> _Your instructions_
Copy out each line in the material below that has the word "name".

/---

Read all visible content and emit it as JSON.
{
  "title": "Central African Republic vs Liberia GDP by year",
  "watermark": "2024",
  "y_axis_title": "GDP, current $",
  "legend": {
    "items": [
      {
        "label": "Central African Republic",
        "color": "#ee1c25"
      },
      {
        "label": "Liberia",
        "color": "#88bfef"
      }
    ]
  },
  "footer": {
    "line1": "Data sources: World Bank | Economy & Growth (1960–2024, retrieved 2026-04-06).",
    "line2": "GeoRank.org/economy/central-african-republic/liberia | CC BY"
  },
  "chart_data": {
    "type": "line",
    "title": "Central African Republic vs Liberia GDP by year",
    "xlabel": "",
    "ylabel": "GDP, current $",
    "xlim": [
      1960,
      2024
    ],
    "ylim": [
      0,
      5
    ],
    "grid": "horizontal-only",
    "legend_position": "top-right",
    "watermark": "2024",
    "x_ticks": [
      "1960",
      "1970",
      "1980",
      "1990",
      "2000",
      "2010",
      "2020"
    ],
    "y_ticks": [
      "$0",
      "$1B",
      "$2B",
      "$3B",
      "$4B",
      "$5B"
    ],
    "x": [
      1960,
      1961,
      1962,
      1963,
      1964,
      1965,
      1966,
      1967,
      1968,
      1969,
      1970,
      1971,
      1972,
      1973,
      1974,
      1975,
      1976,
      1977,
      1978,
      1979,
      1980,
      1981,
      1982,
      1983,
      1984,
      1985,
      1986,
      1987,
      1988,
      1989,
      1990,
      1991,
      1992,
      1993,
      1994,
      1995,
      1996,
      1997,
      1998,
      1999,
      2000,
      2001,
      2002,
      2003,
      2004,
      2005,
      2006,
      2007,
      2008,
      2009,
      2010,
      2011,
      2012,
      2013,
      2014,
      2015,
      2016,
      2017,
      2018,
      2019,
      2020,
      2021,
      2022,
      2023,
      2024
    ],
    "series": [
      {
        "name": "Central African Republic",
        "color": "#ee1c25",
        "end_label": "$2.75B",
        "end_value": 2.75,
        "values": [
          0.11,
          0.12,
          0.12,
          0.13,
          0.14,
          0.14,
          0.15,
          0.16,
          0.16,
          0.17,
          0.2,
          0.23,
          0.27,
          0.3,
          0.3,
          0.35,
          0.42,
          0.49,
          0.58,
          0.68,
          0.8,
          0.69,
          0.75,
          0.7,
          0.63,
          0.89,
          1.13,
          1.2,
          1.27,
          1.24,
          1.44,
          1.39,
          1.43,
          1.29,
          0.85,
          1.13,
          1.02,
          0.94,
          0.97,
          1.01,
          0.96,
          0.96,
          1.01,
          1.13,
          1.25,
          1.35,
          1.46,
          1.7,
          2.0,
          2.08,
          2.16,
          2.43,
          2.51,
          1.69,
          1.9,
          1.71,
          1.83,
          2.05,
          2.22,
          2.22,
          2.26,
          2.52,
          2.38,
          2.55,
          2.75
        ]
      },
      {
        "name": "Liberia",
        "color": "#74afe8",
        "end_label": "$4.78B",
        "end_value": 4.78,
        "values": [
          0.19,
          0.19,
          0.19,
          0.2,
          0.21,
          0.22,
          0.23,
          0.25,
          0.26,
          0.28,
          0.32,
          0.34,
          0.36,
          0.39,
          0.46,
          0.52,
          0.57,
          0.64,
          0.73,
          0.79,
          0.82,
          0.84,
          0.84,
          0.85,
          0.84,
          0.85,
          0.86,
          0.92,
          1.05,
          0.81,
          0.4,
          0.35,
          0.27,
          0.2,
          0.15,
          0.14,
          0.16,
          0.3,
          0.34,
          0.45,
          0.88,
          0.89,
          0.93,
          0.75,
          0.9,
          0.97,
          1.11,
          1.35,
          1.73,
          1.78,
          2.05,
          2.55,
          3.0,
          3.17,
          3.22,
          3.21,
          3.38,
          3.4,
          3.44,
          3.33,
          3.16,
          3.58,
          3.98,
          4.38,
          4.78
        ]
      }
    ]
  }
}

\---

> _Finished exercise_
        "name": "Central African Republic",
        "name": "Liberia",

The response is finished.